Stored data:
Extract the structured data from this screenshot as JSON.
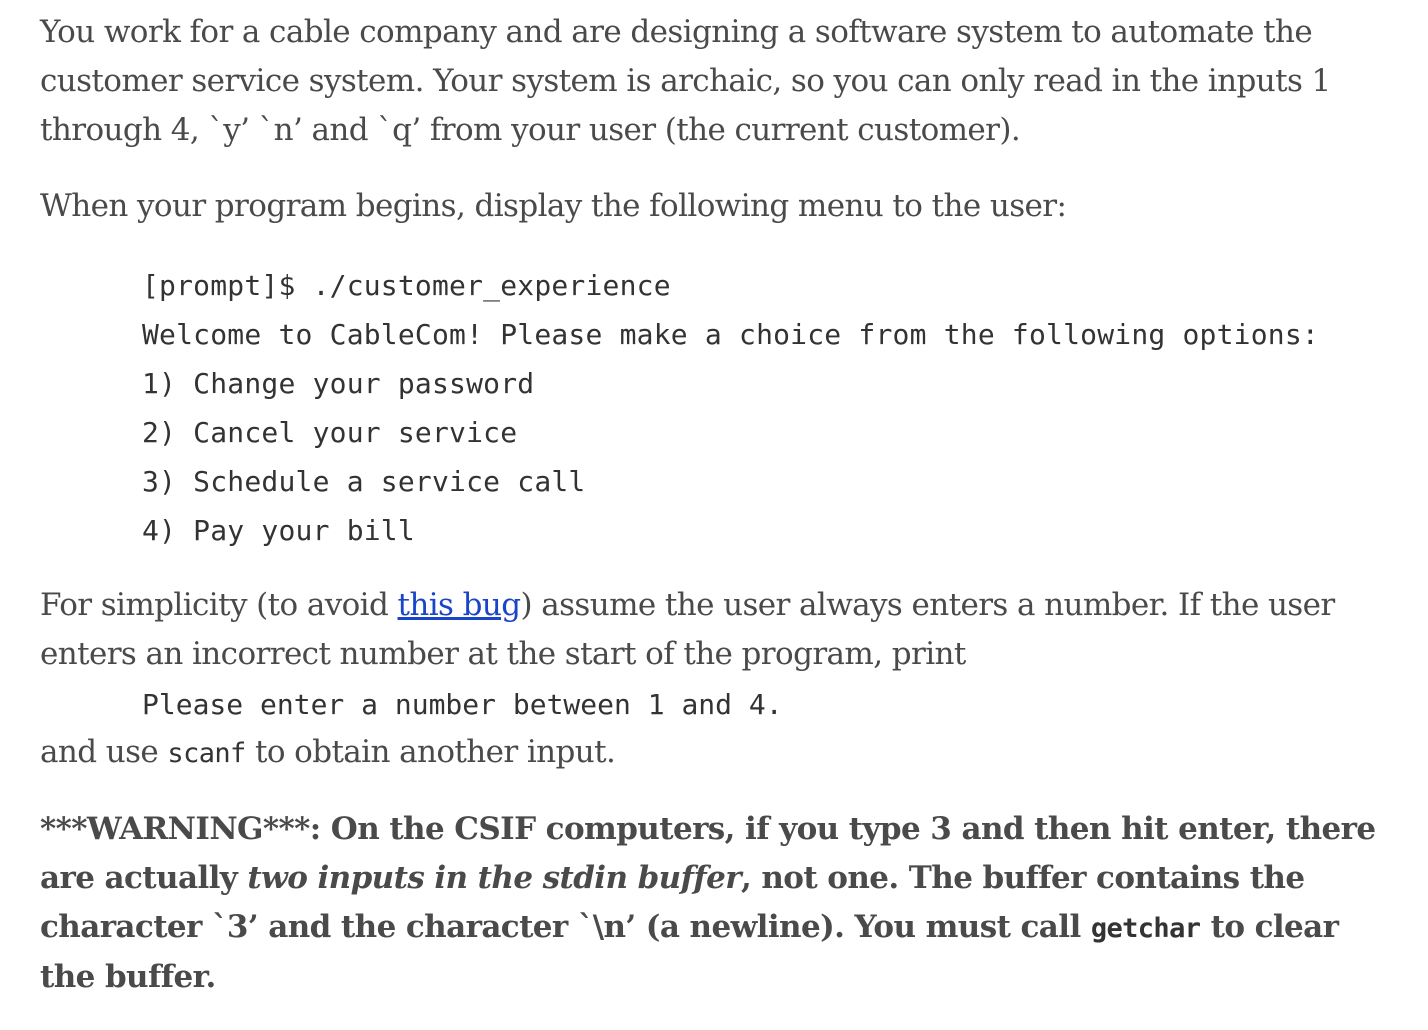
{
  "intro": {
    "text": "You work for a cable company and are designing a software system to automate the customer service system. Your system is archaic, so you can only read in the inputs 1 through 4, `y’ `n’ and `q’ from your user (the current customer)."
  },
  "menu_intro": {
    "text": "When your program begins, display the following menu to the user:"
  },
  "terminal": {
    "lines": [
      "[prompt]$ ./customer_experience",
      "Welcome to CableCom! Please make a choice from the following options:",
      "1) Change your password",
      "2) Cancel your service",
      "3) Schedule a service call",
      "4) Pay your bill"
    ]
  },
  "simplicity": {
    "before_link": "For simplicity (to avoid ",
    "link_text": "this bug",
    "after_link": ") assume the user always enters a number. If the user enters an incorrect number at the start of the program, print"
  },
  "error_message": "Please enter a number between 1 and 4.",
  "scanf_line": {
    "before": "and use ",
    "code": "scanf",
    "after": " to obtain another input."
  },
  "warning": {
    "part1": "***WARNING***: On the CSIF computers, if you type 3 and then hit enter, there are actually ",
    "emphasis": "two inputs in the stdin buffer",
    "part2": ", not one. The buffer contains the character `3’ and the character `\\n’ (a newline). You must call ",
    "code": "getchar",
    "part3": " to clear the buffer."
  }
}
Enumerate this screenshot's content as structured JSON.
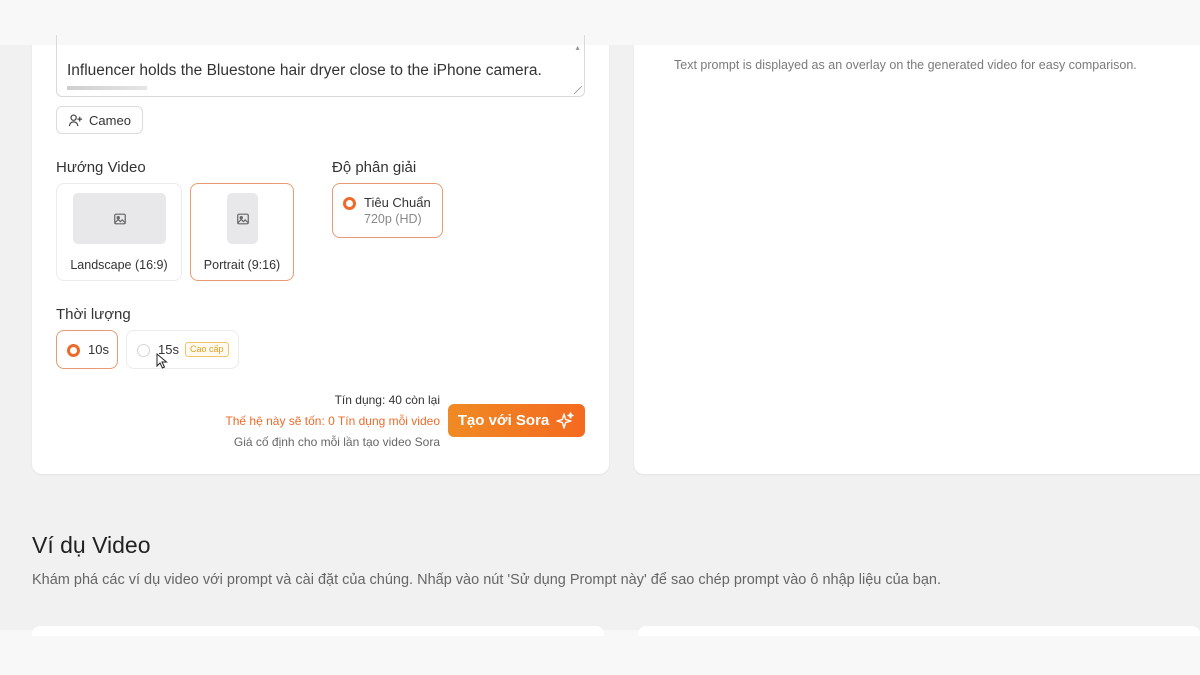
{
  "prompt": {
    "text": "Influencer holds the Bluestone hair dryer close to the iPhone camera."
  },
  "cameo_label": "Cameo",
  "preview": {
    "overlay_note": "Text prompt is displayed as an overlay on the generated video for easy comparison."
  },
  "orientation": {
    "label": "Hướng Video",
    "options": [
      {
        "label": "Landscape (16:9)",
        "selected": false
      },
      {
        "label": "Portrait (9:16)",
        "selected": true
      }
    ]
  },
  "resolution": {
    "label": "Độ phân giải",
    "option": {
      "title": "Tiêu Chuẩn",
      "subtitle": "720p (HD)",
      "selected": true
    }
  },
  "duration": {
    "label": "Thời lượng",
    "options": [
      {
        "label": "10s",
        "selected": true
      },
      {
        "label": "15s",
        "selected": false,
        "badge": "Cao cấp"
      }
    ]
  },
  "footer": {
    "credits": "Tín dụng: 40 còn lại",
    "cost": "Thế hệ này sẽ tốn: 0 Tín dụng mỗi video",
    "fixed_price": "Giá cố định cho mỗi lần tạo video Sora",
    "create_button": "Tạo với Sora"
  },
  "examples": {
    "title": "Ví dụ Video",
    "description": "Khám phá các ví dụ video với prompt và cài đặt của chúng. Nhấp vào nút 'Sử dụng Prompt này' để sao chép prompt vào ô nhập liệu của bạn."
  },
  "colors": {
    "accent": "#ee6a2a",
    "selected_border": "#e79a74",
    "premium": "#e0a020"
  }
}
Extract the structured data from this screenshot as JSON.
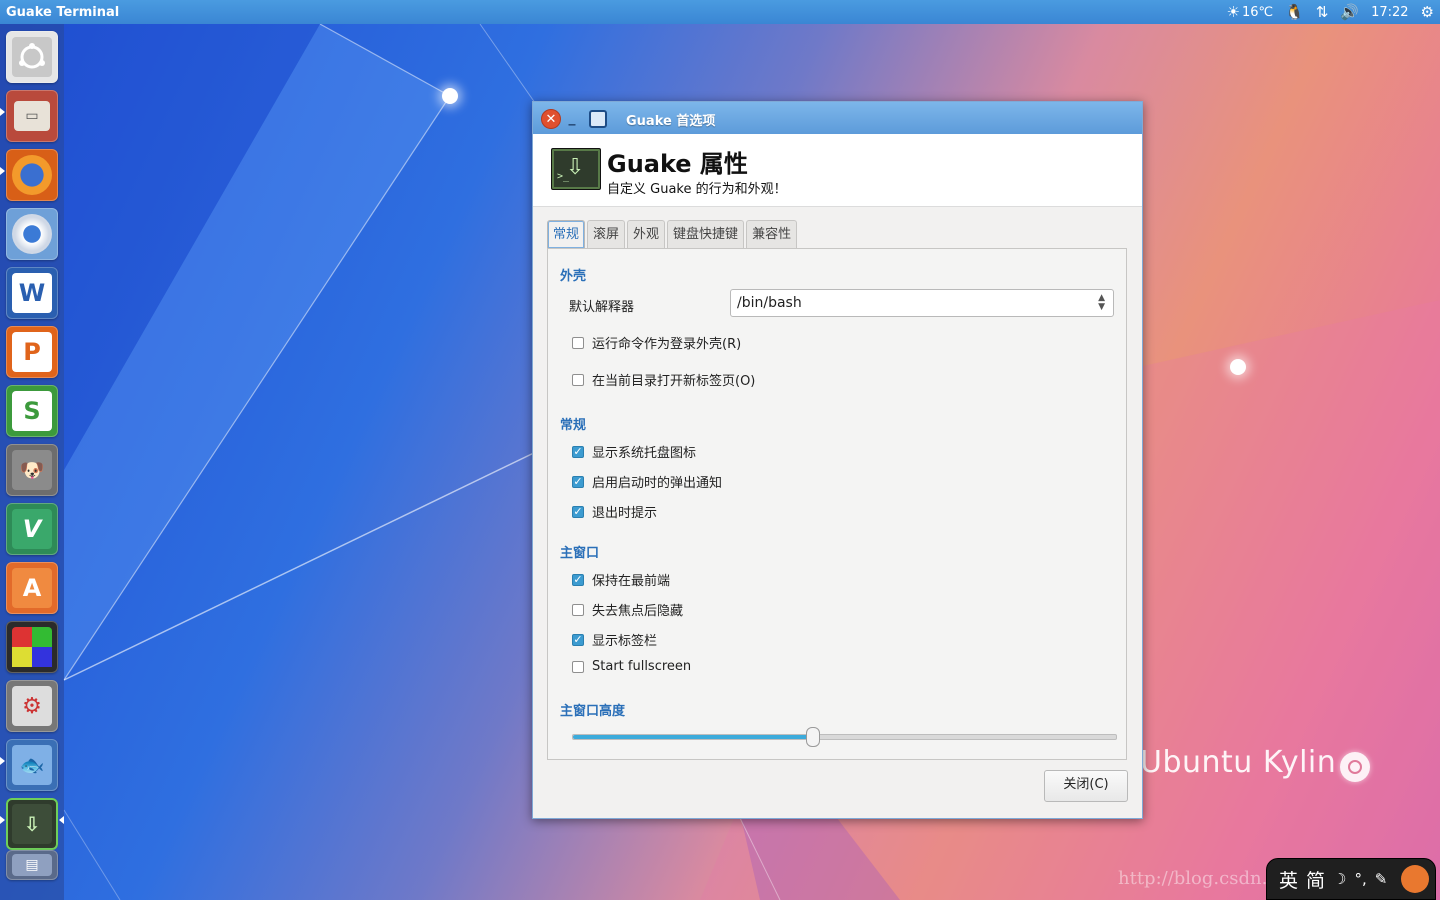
{
  "top_panel": {
    "app_title": "Guake Terminal",
    "weather_temp": "16℃",
    "clock": "17:22",
    "icons": [
      "sun-icon",
      "tux-icon",
      "network-arrows-icon",
      "volume-icon",
      "gear-icon"
    ]
  },
  "launcher": {
    "items": [
      {
        "name": "dash-ubuntu",
        "color": "#d7d7d7"
      },
      {
        "name": "files",
        "color": "#b94a3c"
      },
      {
        "name": "firefox",
        "color": "#e36d1c"
      },
      {
        "name": "chromium",
        "color": "#6ea0d8"
      },
      {
        "name": "wps-writer",
        "color": "#2a5fb0",
        "glyph": "W"
      },
      {
        "name": "wps-presentation",
        "color": "#e0641b",
        "glyph": "P"
      },
      {
        "name": "wps-spreadsheets",
        "color": "#3c9a3c",
        "glyph": "S"
      },
      {
        "name": "gimp",
        "color": "#6d6d6d"
      },
      {
        "name": "vim",
        "color": "#2e8b57",
        "glyph": "V"
      },
      {
        "name": "software-center",
        "color": "#e26a2a",
        "glyph": "A"
      },
      {
        "name": "windows-app",
        "color": "#3a3a3a"
      },
      {
        "name": "system-settings",
        "color": "#777777"
      },
      {
        "name": "fish-app",
        "color": "#3a6fb5"
      },
      {
        "name": "guake",
        "color": "#2f3b2c"
      },
      {
        "name": "scanner",
        "color": "#5a6a8a"
      }
    ]
  },
  "dialog": {
    "title": "Guake 首选项",
    "header_title": "Guake 属性",
    "header_subtitle": "自定义 Guake 的行为和外观！",
    "tabs": [
      "常规",
      "滚屏",
      "外观",
      "键盘快捷键",
      "兼容性"
    ],
    "active_tab": "常规",
    "section_shell": "外壳",
    "default_interpreter_label": "默认解释器",
    "default_interpreter_value": "/bin/bash",
    "shell_checks": [
      {
        "label": "运行命令作为登录外壳(R)",
        "checked": false
      },
      {
        "label": "在当前目录打开新标签页(O)",
        "checked": false
      }
    ],
    "section_general": "常规",
    "general_checks": [
      {
        "label": "显示系统托盘图标",
        "checked": true
      },
      {
        "label": "启用启动时的弹出通知",
        "checked": true
      },
      {
        "label": "退出时提示",
        "checked": true
      }
    ],
    "section_main_window": "主窗口",
    "main_window_checks": [
      {
        "label": "保持在最前端",
        "checked": true
      },
      {
        "label": "失去焦点后隐藏",
        "checked": false
      },
      {
        "label": "显示标签栏",
        "checked": true
      },
      {
        "label": "Start fullscreen",
        "checked": false
      }
    ],
    "section_height": "主窗口高度",
    "height_fraction": 0.44,
    "close_button": "关闭(C)"
  },
  "desktop": {
    "wallpaper_text": "Ubuntu Kylin",
    "watermark": "http://blog.csdn.net/2016"
  },
  "input_method": {
    "lang": "英",
    "mode": "简"
  }
}
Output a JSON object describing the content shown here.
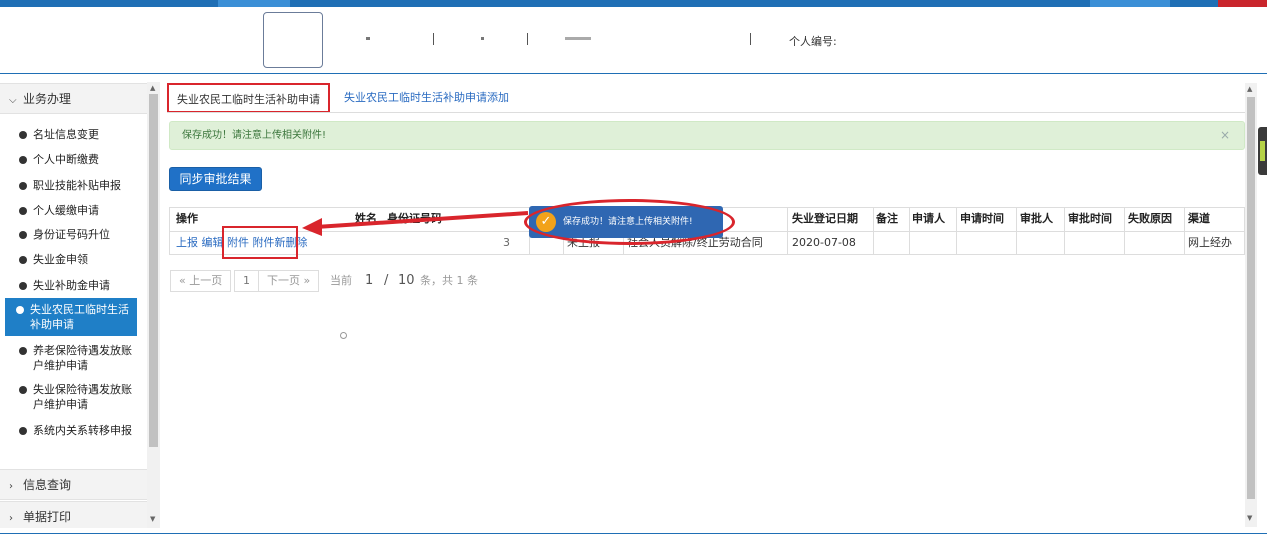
{
  "header": {
    "personal_id_label": "个人编号:"
  },
  "sidebar": {
    "section_business": "业务办理",
    "section_query": "信息查询",
    "section_print": "单据打印",
    "items": [
      {
        "label": "名址信息变更"
      },
      {
        "label": "个人中断缴费"
      },
      {
        "label": "职业技能补贴申报"
      },
      {
        "label": "个人缓缴申请"
      },
      {
        "label": "身份证号码升位"
      },
      {
        "label": "失业金申领"
      },
      {
        "label": "失业补助金申请"
      },
      {
        "label": "失业农民工临时生活补助申请"
      },
      {
        "label": "养老保险待遇发放账户维护申请"
      },
      {
        "label": "失业保险待遇发放账户维护申请"
      },
      {
        "label": "系统内关系转移申报"
      }
    ]
  },
  "tabs": {
    "active": "失业农民工临时生活补助申请",
    "add": "失业农民工临时生活补助申请添加"
  },
  "alert": {
    "message": "保存成功！请注意上传相关附件!",
    "close": "×"
  },
  "sync_button": "同步审批结果",
  "table": {
    "headers": {
      "op": "操作",
      "name": "姓名",
      "id_number": "身份证号码",
      "reg_date": "失业登记日期",
      "note": "备注",
      "applicant": "申请人",
      "apply_time": "申请时间",
      "approver": "审批人",
      "approve_time": "审批时间",
      "fail_reason": "失败原因",
      "channel": "渠道"
    },
    "row": {
      "actions": {
        "report": "上报",
        "edit": "编辑",
        "attach": "附件",
        "attach_new": "附件新",
        "delete": "删除"
      },
      "id_suffix": "3",
      "status": "未上报",
      "reason": "社会人员解除/终止劳动合同",
      "reg_date": "2020-07-08",
      "channel": "网上经办"
    }
  },
  "pager": {
    "prev": "« 上一页",
    "page": "1",
    "next": "下一页 »",
    "current_label": "当前",
    "current": "1",
    "slash": "/",
    "page_size": "10",
    "total_text": "条，共 1 条"
  },
  "toast": {
    "message": "保存成功！请注意上传相关附件!",
    "icon": "check-icon"
  },
  "colors": {
    "accent": "#1f6fb5",
    "annotation": "#d9252c",
    "success_bg": "#dff0d8",
    "active_item": "#1f7fc7"
  }
}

__DIRECTIONS__: Print the entries above exactly, taking out only the pictures.

__EXPECTED OUTPUT__:
Extract the structured data from this screenshot as JSON.
{
  "intro": {
    "text": "You work for a cable company and are designing a software system to automate the customer service system. Your system is archaic, so you can only read in the inputs 1 through 4, `y’ `n’ and `q’ from your user (the current customer)."
  },
  "menu_intro": {
    "text": "When your program begins, display the following menu to the user:"
  },
  "terminal": {
    "lines": [
      "[prompt]$ ./customer_experience",
      "Welcome to CableCom! Please make a choice from the following options:",
      "1) Change your password",
      "2) Cancel your service",
      "3) Schedule a service call",
      "4) Pay your bill"
    ]
  },
  "simplicity": {
    "before_link": "For simplicity (to avoid ",
    "link_text": "this bug",
    "after_link": ") assume the user always enters a number. If the user enters an incorrect number at the start of the program, print"
  },
  "error_message": "Please enter a number between 1 and 4.",
  "scanf_line": {
    "before": "and use ",
    "code": "scanf",
    "after": " to obtain another input."
  },
  "warning": {
    "part1": "***WARNING***: On the CSIF computers, if you type 3 and then hit enter, there are actually ",
    "emphasis": "two inputs in the stdin buffer",
    "part2": ", not one. The buffer contains the character `3’ and the character `\\n’ (a newline). You must call ",
    "code": "getchar",
    "part3": " to clear the buffer."
  }
}
Enumerate this screenshot's content as structured JSON.
{
  "prompt": {
    "text": "Influencer holds the Bluestone hair dryer close to the iPhone camera."
  },
  "cameo_label": "Cameo",
  "preview": {
    "overlay_note": "Text prompt is displayed as an overlay on the generated video for easy comparison."
  },
  "orientation": {
    "label": "Hướng Video",
    "options": [
      {
        "label": "Landscape (16:9)",
        "selected": false
      },
      {
        "label": "Portrait (9:16)",
        "selected": true
      }
    ]
  },
  "resolution": {
    "label": "Độ phân giải",
    "option": {
      "title": "Tiêu Chuẩn",
      "subtitle": "720p (HD)",
      "selected": true
    }
  },
  "duration": {
    "label": "Thời lượng",
    "options": [
      {
        "label": "10s",
        "selected": true
      },
      {
        "label": "15s",
        "selected": false,
        "badge": "Cao cấp"
      }
    ]
  },
  "footer": {
    "credits": "Tín dụng: 40 còn lại",
    "cost": "Thế hệ này sẽ tốn: 0 Tín dụng mỗi video",
    "fixed_price": "Giá cố định cho mỗi lần tạo video Sora",
    "create_button": "Tạo với Sora"
  },
  "examples": {
    "title": "Ví dụ Video",
    "description": "Khám phá các ví dụ video với prompt và cài đặt của chúng. Nhấp vào nút 'Sử dụng Prompt này' để sao chép prompt vào ô nhập liệu của bạn."
  },
  "colors": {
    "accent": "#ee6a2a",
    "selected_border": "#e79a74",
    "premium": "#e0a020"
  }
}
Extract the structured data from this screenshot as JSON.
{
  "top_panel": {
    "app_title": "Guake Terminal",
    "weather_temp": "16℃",
    "clock": "17:22",
    "icons": [
      "sun-icon",
      "tux-icon",
      "network-arrows-icon",
      "volume-icon",
      "gear-icon"
    ]
  },
  "launcher": {
    "items": [
      {
        "name": "dash-ubuntu",
        "color": "#d7d7d7"
      },
      {
        "name": "files",
        "color": "#b94a3c"
      },
      {
        "name": "firefox",
        "color": "#e36d1c"
      },
      {
        "name": "chromium",
        "color": "#6ea0d8"
      },
      {
        "name": "wps-writer",
        "color": "#2a5fb0",
        "glyph": "W"
      },
      {
        "name": "wps-presentation",
        "color": "#e0641b",
        "glyph": "P"
      },
      {
        "name": "wps-spreadsheets",
        "color": "#3c9a3c",
        "glyph": "S"
      },
      {
        "name": "gimp",
        "color": "#6d6d6d"
      },
      {
        "name": "vim",
        "color": "#2e8b57",
        "glyph": "V"
      },
      {
        "name": "software-center",
        "color": "#e26a2a",
        "glyph": "A"
      },
      {
        "name": "windows-app",
        "color": "#3a3a3a"
      },
      {
        "name": "system-settings",
        "color": "#777777"
      },
      {
        "name": "fish-app",
        "color": "#3a6fb5"
      },
      {
        "name": "guake",
        "color": "#2f3b2c"
      },
      {
        "name": "scanner",
        "color": "#5a6a8a"
      }
    ]
  },
  "dialog": {
    "title": "Guake 首选项",
    "header_title": "Guake 属性",
    "header_subtitle": "自定义 Guake 的行为和外观！",
    "tabs": [
      "常规",
      "滚屏",
      "外观",
      "键盘快捷键",
      "兼容性"
    ],
    "active_tab": "常规",
    "section_shell": "外壳",
    "default_interpreter_label": "默认解释器",
    "default_interpreter_value": "/bin/bash",
    "shell_checks": [
      {
        "label": "运行命令作为登录外壳(R)",
        "checked": false
      },
      {
        "label": "在当前目录打开新标签页(O)",
        "checked": false
      }
    ],
    "section_general": "常规",
    "general_checks": [
      {
        "label": "显示系统托盘图标",
        "checked": true
      },
      {
        "label": "启用启动时的弹出通知",
        "checked": true
      },
      {
        "label": "退出时提示",
        "checked": true
      }
    ],
    "section_main_window": "主窗口",
    "main_window_checks": [
      {
        "label": "保持在最前端",
        "checked": true
      },
      {
        "label": "失去焦点后隐藏",
        "checked": false
      },
      {
        "label": "显示标签栏",
        "checked": true
      },
      {
        "label": "Start fullscreen",
        "checked": false
      }
    ],
    "section_height": "主窗口高度",
    "height_fraction": 0.44,
    "close_button": "关闭(C)"
  },
  "desktop": {
    "wallpaper_text": "Ubuntu Kylin",
    "watermark": "http://blog.csdn.net/2016"
  },
  "input_method": {
    "lang": "英",
    "mode": "简"
  }
}
Output a JSON object describing the content shown here.
{
  "header": {
    "personal_id_label": "个人编号:"
  },
  "sidebar": {
    "section_business": "业务办理",
    "section_query": "信息查询",
    "section_print": "单据打印",
    "items": [
      {
        "label": "名址信息变更"
      },
      {
        "label": "个人中断缴费"
      },
      {
        "label": "职业技能补贴申报"
      },
      {
        "label": "个人缓缴申请"
      },
      {
        "label": "身份证号码升位"
      },
      {
        "label": "失业金申领"
      },
      {
        "label": "失业补助金申请"
      },
      {
        "label": "失业农民工临时生活补助申请"
      },
      {
        "label": "养老保险待遇发放账户维护申请"
      },
      {
        "label": "失业保险待遇发放账户维护申请"
      },
      {
        "label": "系统内关系转移申报"
      }
    ]
  },
  "tabs": {
    "active": "失业农民工临时生活补助申请",
    "add": "失业农民工临时生活补助申请添加"
  },
  "alert": {
    "message": "保存成功！请注意上传相关附件!",
    "close": "×"
  },
  "sync_button": "同步审批结果",
  "table": {
    "headers": {
      "op": "操作",
      "name": "姓名",
      "id_number": "身份证号码",
      "reg_date": "失业登记日期",
      "note": "备注",
      "applicant": "申请人",
      "apply_time": "申请时间",
      "approver": "审批人",
      "approve_time": "审批时间",
      "fail_reason": "失败原因",
      "channel": "渠道"
    },
    "row": {
      "actions": {
        "report": "上报",
        "edit": "编辑",
        "attach": "附件",
        "attach_new": "附件新",
        "delete": "删除"
      },
      "id_suffix": "3",
      "status": "未上报",
      "reason": "社会人员解除/终止劳动合同",
      "reg_date": "2020-07-08",
      "channel": "网上经办"
    }
  },
  "pager": {
    "prev": "« 上一页",
    "page": "1",
    "next": "下一页 »",
    "current_label": "当前",
    "current": "1",
    "slash": "/",
    "page_size": "10",
    "total_text": "条，共 1 条"
  },
  "toast": {
    "message": "保存成功！请注意上传相关附件!",
    "icon": "check-icon"
  },
  "colors": {
    "accent": "#1f6fb5",
    "annotation": "#d9252c",
    "success_bg": "#dff0d8",
    "active_item": "#1f7fc7"
  }
}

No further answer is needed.